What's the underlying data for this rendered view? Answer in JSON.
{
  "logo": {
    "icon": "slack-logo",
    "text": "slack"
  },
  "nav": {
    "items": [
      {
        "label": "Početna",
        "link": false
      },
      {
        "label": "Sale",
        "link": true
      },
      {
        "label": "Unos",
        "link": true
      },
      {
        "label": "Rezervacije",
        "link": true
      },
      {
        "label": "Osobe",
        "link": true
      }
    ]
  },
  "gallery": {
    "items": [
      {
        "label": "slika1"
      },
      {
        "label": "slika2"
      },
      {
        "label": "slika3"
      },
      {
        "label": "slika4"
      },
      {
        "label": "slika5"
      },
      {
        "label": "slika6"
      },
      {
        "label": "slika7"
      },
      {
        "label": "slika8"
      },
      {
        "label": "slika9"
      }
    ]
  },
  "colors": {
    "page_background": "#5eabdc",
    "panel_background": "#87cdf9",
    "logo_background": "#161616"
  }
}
------------------------------------------------------------
Print every line of the records exactly. Omit nothing.

The answer:
What's the underlying data for this rendered view? Answer in JSON.
{
  "logo": {
    "icon": "slack-logo",
    "text": "slack"
  },
  "nav": {
    "items": [
      {
        "label": "Početna",
        "link": false
      },
      {
        "label": "Sale",
        "link": true
      },
      {
        "label": "Unos",
        "link": true
      },
      {
        "label": "Rezervacije",
        "link": true
      },
      {
        "label": "Osobe",
        "link": true
      }
    ]
  },
  "gallery": {
    "items": [
      {
        "label": "slika1"
      },
      {
        "label": "slika2"
      },
      {
        "label": "slika3"
      },
      {
        "label": "slika4"
      },
      {
        "label": "slika5"
      },
      {
        "label": "slika6"
      },
      {
        "label": "slika7"
      },
      {
        "label": "slika8"
      },
      {
        "label": "slika9"
      }
    ]
  },
  "colors": {
    "page_background": "#5eabdc",
    "panel_background": "#87cdf9",
    "logo_background": "#161616"
  }
}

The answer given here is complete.